Give the number of lines holding the string "ylabel", and nothing else.
* BEGIN RECORDED DATA *
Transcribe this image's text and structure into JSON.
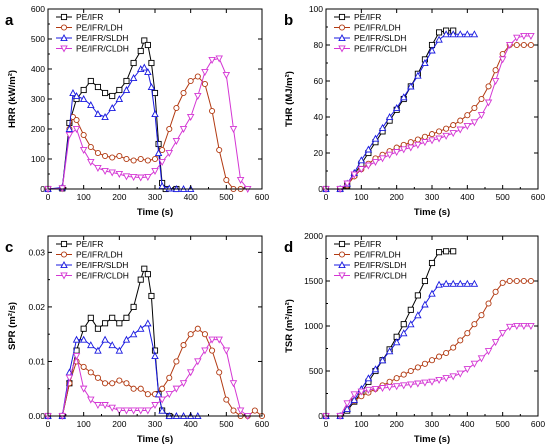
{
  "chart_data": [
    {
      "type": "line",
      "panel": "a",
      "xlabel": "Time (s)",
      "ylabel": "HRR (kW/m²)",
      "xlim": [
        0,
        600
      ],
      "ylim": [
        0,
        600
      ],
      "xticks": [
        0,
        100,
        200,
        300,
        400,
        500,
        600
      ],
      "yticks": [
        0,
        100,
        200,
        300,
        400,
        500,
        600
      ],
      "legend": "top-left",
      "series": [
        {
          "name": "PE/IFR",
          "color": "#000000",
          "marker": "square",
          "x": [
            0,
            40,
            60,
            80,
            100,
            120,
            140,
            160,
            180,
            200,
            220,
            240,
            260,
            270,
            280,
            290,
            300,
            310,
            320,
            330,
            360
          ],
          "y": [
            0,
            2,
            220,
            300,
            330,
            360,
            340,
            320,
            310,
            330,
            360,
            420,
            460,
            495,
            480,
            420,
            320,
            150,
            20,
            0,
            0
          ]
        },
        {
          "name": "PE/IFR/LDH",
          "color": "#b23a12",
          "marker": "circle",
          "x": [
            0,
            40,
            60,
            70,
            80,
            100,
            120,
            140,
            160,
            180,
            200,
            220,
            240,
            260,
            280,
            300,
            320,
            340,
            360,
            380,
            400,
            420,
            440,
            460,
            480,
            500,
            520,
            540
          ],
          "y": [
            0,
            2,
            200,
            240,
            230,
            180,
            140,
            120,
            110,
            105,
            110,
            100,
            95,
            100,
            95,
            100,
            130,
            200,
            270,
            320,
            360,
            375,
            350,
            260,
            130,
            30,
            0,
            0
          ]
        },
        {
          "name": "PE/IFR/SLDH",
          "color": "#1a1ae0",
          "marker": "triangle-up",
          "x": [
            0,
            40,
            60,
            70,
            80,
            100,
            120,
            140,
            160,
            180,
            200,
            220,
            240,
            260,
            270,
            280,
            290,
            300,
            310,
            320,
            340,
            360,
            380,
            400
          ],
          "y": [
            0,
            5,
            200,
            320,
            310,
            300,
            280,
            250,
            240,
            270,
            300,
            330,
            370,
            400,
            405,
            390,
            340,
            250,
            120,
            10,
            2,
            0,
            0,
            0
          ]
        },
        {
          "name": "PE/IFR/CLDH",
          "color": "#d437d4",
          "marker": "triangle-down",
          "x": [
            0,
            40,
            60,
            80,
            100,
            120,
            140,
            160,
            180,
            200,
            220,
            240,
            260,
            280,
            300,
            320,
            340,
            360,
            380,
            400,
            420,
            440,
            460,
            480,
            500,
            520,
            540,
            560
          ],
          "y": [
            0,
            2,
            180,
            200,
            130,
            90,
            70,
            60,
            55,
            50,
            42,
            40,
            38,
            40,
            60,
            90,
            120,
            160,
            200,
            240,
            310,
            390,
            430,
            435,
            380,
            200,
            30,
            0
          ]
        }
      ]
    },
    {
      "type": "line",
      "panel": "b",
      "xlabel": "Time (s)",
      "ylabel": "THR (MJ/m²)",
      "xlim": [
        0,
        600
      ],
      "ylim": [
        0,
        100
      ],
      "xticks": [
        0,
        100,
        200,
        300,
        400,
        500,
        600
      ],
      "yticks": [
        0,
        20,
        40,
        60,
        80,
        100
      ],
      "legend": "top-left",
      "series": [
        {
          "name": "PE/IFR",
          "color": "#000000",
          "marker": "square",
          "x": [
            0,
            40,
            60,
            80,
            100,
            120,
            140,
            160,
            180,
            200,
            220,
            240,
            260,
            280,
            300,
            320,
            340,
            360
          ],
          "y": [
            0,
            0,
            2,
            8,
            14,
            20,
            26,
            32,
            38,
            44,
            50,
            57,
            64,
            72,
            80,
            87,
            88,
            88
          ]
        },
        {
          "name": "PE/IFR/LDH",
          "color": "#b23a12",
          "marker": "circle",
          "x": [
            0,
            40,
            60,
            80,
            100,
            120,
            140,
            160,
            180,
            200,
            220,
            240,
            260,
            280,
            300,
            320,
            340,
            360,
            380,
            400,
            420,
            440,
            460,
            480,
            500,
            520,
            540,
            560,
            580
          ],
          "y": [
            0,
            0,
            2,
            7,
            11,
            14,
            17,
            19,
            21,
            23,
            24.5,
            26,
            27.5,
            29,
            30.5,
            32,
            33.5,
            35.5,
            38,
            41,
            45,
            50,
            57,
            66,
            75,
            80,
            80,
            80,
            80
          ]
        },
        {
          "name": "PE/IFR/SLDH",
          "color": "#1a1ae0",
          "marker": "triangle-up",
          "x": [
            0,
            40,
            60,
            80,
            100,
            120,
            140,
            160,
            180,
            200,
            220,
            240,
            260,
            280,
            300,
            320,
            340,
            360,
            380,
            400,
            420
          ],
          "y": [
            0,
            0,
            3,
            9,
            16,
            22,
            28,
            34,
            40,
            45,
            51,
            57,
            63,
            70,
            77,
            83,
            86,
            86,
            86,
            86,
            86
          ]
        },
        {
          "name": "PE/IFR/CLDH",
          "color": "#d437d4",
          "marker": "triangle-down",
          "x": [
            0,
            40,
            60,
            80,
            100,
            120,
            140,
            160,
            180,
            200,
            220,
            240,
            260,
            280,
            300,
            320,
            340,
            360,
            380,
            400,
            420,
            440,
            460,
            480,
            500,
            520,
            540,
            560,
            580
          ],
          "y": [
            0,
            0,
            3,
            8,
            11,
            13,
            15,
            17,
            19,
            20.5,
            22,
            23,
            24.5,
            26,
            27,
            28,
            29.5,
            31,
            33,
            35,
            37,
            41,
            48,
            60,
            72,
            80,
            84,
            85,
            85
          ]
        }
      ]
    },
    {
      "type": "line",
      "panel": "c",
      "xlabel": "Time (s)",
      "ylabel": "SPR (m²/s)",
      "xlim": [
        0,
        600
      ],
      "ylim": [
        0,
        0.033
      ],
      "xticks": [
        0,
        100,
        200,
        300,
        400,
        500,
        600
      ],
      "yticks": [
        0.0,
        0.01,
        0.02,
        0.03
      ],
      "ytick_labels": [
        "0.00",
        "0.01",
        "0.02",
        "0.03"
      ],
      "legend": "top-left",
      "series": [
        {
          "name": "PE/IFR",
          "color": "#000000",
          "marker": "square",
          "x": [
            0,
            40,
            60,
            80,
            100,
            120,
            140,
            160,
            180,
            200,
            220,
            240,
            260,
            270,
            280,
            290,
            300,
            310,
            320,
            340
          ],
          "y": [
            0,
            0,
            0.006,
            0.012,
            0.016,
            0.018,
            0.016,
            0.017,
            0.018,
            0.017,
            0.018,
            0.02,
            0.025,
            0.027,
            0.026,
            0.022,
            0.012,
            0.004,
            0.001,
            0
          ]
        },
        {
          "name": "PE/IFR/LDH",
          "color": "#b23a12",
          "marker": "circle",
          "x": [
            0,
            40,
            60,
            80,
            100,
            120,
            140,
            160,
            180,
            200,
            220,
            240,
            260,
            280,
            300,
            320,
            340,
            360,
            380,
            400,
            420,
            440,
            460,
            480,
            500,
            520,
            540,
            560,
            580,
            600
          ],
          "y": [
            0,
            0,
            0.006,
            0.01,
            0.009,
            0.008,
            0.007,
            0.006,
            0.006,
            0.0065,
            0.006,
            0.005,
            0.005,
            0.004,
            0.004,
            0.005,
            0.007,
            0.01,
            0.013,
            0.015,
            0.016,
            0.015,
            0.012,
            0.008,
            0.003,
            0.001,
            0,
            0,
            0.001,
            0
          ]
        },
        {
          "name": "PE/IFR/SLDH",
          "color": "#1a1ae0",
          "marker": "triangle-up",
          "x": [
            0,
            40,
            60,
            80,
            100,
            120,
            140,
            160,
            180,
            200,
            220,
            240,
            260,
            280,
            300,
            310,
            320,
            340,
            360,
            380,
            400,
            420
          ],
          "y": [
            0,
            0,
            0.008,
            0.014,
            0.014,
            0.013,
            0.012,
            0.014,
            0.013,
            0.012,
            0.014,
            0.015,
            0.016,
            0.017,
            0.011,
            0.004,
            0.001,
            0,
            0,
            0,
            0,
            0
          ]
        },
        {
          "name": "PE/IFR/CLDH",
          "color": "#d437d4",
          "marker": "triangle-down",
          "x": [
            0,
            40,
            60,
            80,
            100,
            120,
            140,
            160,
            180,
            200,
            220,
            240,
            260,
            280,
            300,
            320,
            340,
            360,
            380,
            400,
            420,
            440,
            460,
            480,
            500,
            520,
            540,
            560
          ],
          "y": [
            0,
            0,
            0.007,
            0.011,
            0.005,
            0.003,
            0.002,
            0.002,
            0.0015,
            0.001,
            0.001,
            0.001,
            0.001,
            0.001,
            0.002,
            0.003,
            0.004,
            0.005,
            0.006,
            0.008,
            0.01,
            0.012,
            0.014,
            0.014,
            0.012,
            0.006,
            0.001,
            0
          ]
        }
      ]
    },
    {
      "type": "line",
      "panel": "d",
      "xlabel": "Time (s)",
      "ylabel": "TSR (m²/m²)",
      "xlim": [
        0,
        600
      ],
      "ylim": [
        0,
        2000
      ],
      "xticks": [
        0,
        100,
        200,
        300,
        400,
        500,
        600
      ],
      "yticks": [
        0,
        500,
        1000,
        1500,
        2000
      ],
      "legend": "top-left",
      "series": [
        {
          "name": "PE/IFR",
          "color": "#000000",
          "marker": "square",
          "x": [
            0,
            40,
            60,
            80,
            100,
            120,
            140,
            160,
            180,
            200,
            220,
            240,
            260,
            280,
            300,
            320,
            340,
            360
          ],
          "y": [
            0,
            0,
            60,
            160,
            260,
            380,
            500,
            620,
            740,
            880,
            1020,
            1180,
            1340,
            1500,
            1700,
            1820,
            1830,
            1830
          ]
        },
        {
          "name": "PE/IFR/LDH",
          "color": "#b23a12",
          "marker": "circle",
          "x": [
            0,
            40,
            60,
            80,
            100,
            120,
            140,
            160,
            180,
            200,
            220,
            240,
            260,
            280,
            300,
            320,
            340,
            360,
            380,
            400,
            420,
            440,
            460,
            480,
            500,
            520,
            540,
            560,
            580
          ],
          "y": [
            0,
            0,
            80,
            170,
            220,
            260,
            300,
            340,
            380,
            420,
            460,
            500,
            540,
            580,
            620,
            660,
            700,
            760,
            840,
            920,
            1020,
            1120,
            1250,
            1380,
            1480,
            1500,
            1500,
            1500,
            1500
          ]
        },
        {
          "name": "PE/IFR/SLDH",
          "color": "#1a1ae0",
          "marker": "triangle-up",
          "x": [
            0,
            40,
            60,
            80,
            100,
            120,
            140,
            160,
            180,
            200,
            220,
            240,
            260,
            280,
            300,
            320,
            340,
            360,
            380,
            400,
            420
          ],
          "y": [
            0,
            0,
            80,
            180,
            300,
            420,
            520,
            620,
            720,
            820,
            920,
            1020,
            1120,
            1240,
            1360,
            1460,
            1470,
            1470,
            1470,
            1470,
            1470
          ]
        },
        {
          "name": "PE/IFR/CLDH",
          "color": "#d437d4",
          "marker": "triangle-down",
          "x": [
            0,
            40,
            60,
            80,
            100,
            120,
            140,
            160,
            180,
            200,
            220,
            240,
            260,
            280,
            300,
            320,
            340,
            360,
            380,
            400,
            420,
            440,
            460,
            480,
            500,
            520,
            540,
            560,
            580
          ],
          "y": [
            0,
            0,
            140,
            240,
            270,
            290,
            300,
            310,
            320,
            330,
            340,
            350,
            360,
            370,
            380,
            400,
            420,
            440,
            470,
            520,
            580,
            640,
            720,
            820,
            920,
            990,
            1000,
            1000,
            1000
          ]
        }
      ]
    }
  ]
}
* END RECORDED DATA *
* BEGIN RECORDED DATA *
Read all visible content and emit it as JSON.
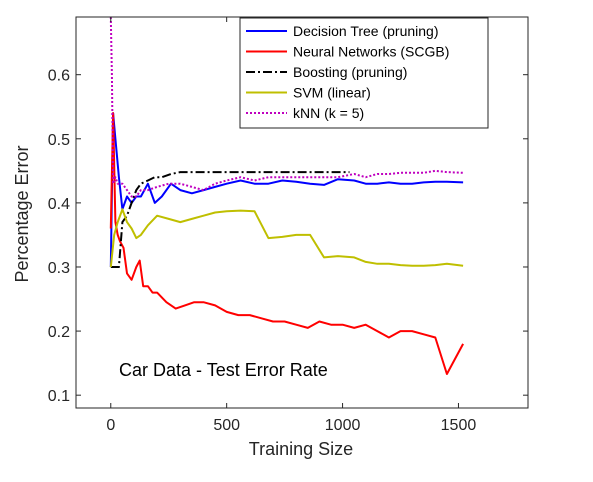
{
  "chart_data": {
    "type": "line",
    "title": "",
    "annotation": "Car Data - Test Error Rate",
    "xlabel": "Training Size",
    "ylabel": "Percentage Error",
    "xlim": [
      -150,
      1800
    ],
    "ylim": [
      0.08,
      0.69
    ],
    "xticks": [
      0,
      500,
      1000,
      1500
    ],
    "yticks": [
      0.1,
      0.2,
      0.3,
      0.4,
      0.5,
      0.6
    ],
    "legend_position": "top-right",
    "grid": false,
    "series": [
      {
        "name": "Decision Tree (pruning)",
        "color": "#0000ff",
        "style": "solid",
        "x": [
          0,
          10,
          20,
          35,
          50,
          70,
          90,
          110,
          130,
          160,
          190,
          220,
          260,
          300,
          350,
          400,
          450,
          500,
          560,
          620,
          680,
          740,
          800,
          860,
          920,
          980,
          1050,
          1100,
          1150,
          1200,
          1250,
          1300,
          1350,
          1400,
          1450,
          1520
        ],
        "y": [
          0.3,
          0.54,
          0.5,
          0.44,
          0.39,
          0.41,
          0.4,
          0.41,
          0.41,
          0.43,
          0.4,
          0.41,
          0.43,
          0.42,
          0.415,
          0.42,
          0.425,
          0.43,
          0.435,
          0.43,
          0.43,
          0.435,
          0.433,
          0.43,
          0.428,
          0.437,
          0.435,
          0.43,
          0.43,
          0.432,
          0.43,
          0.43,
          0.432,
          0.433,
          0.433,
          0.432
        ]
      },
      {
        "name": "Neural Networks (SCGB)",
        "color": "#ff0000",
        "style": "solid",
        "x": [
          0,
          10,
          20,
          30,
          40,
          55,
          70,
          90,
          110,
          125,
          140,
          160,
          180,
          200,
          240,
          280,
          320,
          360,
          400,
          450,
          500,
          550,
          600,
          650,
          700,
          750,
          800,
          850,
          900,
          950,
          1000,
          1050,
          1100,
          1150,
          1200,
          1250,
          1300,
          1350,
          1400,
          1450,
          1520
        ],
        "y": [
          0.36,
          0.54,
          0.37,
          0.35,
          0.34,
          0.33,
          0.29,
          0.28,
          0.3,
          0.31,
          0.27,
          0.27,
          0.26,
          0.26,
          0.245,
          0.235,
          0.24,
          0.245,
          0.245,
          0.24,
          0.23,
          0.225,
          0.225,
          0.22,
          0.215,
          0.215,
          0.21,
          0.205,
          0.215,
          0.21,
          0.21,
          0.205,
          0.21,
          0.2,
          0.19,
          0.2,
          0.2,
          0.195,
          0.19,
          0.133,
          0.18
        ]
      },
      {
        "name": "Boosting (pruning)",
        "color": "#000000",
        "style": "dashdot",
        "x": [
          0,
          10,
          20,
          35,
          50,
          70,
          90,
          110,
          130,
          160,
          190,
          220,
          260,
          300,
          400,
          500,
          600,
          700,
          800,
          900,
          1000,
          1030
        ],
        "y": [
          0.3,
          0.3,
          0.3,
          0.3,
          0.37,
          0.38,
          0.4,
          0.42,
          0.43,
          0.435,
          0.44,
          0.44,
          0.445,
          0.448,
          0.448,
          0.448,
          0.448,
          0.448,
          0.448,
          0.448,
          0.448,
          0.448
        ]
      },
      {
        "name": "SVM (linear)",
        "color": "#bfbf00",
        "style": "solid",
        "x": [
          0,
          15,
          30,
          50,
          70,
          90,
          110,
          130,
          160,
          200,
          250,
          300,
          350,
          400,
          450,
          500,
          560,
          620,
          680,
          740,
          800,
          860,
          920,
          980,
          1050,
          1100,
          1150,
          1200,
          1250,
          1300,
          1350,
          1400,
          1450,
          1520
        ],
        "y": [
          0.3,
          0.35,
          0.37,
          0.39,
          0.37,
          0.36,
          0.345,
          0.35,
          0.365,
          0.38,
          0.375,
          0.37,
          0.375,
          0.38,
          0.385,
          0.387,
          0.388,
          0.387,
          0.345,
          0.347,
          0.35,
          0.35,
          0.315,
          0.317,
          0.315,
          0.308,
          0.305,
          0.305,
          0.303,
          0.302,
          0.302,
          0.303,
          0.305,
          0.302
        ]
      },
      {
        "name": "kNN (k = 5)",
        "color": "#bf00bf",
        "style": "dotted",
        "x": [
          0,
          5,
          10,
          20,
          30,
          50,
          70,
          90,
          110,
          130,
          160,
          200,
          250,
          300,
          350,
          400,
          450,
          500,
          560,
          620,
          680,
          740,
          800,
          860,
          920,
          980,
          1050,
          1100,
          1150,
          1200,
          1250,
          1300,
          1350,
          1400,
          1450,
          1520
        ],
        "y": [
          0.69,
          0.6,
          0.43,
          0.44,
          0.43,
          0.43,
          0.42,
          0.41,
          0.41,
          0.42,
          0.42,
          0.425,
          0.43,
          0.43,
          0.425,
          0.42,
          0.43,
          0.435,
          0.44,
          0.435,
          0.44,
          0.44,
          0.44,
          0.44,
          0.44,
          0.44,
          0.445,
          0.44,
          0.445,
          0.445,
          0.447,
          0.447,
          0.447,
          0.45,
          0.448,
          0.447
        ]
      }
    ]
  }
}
* END RECORDED DATA *
* **CORRECT OUTPUT**:
5